Supplied data:
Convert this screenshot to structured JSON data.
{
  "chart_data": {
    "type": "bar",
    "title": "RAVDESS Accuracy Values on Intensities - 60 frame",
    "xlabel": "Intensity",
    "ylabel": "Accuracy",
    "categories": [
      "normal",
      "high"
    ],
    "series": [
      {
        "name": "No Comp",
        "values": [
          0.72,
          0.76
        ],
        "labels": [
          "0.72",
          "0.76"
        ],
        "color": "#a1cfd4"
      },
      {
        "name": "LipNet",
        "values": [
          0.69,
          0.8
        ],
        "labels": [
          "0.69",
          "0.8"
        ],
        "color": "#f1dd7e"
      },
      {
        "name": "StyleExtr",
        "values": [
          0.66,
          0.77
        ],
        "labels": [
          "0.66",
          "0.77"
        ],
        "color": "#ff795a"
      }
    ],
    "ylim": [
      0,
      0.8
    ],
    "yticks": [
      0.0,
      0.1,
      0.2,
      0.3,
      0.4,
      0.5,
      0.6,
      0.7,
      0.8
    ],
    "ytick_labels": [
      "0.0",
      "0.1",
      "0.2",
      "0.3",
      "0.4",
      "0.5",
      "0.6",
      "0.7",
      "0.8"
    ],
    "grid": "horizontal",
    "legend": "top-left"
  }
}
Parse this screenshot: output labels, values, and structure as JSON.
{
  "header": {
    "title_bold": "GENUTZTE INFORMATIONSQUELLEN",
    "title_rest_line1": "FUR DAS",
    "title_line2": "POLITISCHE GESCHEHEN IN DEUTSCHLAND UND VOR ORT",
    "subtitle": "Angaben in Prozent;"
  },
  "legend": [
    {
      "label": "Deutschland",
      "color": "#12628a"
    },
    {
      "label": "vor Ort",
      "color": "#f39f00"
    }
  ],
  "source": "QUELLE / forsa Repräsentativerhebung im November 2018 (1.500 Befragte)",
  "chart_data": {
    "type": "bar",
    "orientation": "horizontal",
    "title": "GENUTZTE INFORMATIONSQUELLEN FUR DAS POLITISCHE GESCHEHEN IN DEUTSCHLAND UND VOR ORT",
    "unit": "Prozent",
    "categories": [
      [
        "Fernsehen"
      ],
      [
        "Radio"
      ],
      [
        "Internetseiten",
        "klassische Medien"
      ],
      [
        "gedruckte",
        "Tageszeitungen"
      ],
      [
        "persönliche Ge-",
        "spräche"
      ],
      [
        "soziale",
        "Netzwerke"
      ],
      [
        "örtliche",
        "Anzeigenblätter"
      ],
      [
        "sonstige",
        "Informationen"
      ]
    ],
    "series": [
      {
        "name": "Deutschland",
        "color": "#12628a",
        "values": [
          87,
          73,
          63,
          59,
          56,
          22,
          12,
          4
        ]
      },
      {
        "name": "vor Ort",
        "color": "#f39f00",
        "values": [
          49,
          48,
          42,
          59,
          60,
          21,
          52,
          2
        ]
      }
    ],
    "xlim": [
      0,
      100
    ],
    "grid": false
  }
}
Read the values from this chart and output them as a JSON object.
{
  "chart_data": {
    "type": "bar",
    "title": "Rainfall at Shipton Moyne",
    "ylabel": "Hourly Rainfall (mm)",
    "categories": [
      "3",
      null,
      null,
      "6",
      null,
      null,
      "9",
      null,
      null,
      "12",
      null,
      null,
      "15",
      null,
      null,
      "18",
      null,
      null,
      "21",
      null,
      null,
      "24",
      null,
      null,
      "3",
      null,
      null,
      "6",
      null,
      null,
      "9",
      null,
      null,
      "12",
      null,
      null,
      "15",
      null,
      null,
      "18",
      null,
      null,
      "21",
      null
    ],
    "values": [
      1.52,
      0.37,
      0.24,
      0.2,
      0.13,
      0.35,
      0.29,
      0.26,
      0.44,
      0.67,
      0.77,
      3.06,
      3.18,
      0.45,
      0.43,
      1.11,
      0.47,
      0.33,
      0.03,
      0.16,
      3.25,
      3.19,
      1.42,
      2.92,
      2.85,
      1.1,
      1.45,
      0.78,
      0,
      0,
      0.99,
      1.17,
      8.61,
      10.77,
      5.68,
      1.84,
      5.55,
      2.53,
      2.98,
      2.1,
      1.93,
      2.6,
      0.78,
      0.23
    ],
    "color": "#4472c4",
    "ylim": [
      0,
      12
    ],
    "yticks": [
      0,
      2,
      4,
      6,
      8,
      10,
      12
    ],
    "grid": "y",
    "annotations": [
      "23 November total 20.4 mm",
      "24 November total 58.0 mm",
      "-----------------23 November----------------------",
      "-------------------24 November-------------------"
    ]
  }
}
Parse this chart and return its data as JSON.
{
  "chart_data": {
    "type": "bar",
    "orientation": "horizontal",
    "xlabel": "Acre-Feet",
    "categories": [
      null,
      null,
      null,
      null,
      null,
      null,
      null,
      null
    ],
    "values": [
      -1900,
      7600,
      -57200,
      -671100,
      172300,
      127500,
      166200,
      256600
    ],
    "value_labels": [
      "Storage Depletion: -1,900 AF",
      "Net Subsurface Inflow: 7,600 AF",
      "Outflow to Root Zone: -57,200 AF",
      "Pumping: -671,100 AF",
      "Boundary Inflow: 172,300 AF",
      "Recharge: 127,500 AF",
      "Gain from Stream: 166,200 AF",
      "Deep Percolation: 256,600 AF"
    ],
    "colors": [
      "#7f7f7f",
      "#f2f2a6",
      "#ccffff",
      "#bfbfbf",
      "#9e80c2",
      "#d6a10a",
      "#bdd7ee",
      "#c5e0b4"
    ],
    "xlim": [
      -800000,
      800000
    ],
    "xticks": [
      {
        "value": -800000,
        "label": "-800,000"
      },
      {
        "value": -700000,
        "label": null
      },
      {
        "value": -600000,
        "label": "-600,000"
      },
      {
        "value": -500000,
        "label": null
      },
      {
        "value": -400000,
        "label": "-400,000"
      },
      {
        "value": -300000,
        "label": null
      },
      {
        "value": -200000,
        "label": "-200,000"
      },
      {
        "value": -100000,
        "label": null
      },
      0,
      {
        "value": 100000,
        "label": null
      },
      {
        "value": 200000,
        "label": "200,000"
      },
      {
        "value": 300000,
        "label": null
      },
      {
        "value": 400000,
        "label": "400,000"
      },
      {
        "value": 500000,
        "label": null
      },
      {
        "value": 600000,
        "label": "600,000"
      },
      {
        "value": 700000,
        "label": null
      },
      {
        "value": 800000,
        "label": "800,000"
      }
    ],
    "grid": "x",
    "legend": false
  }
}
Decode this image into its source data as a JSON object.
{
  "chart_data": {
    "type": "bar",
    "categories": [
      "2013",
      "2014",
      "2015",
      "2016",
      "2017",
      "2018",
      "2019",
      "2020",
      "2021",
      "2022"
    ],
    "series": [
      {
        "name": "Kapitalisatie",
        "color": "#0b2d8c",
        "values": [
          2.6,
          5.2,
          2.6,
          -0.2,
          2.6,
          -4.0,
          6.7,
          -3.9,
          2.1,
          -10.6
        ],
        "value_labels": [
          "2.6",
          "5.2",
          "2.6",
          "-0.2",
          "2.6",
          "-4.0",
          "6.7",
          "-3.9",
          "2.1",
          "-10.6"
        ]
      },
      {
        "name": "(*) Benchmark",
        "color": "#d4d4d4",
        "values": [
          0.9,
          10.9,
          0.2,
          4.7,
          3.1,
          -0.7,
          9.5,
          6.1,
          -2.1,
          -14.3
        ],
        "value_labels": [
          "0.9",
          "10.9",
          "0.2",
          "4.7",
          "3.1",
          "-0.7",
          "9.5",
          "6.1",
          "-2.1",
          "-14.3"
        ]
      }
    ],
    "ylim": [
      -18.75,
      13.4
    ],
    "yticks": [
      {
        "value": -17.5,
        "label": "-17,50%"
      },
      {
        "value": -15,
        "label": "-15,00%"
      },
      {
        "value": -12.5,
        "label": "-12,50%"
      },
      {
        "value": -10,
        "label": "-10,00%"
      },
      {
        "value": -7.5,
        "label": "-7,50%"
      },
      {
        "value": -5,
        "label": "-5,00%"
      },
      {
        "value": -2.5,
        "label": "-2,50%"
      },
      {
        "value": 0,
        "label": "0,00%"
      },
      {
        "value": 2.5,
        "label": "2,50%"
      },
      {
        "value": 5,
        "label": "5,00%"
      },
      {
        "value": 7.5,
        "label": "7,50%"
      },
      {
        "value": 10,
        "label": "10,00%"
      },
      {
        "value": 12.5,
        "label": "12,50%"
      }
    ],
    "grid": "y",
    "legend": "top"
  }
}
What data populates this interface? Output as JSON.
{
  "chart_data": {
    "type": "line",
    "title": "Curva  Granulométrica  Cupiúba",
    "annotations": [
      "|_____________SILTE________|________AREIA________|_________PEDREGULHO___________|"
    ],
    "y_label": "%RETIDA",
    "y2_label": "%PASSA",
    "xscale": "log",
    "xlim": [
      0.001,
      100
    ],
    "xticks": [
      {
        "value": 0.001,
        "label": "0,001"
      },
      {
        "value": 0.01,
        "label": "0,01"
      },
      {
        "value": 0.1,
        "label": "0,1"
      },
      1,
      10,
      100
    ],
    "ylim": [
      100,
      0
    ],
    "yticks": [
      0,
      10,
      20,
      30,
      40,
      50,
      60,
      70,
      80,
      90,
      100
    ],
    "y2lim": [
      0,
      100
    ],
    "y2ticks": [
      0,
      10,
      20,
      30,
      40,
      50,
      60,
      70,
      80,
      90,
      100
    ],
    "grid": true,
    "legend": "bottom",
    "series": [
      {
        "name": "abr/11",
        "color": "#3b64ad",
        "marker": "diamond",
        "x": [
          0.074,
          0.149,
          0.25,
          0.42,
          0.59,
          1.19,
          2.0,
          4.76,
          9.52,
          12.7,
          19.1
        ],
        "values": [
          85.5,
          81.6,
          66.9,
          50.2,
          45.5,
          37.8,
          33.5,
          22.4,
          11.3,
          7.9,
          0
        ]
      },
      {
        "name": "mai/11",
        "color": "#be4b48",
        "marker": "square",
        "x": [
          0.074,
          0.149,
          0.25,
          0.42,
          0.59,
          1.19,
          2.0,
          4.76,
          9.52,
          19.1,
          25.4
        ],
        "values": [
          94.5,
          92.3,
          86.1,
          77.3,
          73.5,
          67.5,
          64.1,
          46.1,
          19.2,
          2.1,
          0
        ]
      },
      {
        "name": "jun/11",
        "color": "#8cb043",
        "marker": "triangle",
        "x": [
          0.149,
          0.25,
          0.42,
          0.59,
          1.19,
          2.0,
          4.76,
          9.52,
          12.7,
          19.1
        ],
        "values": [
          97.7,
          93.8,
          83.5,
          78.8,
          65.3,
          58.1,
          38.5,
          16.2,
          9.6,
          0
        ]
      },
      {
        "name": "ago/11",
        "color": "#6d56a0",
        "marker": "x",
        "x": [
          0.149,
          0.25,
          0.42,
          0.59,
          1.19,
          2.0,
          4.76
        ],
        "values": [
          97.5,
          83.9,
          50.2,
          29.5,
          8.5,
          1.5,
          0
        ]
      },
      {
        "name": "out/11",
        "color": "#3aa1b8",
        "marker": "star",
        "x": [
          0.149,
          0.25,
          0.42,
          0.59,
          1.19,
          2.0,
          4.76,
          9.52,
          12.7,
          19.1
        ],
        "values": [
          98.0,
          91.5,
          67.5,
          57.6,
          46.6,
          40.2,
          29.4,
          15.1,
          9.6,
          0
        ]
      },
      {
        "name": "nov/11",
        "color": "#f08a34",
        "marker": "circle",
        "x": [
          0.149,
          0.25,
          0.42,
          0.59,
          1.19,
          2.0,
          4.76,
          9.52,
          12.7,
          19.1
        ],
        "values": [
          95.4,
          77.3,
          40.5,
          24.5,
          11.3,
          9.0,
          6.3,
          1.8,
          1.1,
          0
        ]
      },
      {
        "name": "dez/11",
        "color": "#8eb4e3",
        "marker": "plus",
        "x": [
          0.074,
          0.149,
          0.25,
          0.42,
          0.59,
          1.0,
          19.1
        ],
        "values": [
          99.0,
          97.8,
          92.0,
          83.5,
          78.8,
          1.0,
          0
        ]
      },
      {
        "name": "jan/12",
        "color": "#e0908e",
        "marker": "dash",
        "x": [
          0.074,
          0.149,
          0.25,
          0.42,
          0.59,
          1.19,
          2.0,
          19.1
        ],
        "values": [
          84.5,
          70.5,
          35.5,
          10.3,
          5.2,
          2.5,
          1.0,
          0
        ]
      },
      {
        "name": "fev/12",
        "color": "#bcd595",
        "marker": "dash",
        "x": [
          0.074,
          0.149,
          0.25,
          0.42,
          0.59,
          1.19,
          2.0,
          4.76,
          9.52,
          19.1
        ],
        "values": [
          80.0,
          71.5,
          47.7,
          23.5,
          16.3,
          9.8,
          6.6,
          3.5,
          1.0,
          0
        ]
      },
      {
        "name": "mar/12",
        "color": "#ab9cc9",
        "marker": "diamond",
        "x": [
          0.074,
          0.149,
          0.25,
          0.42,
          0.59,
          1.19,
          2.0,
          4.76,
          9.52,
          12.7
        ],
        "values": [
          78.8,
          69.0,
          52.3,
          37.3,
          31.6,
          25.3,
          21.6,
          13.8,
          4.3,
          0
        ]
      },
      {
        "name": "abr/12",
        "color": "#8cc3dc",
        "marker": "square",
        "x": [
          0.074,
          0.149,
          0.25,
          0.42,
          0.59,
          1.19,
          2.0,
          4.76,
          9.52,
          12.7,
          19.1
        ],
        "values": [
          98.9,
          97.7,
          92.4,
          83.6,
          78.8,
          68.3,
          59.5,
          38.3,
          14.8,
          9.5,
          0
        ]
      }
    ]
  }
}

Task requirements: Your answer should be only a number: how many lines of the data above contain the string "from"?

Written answer: 2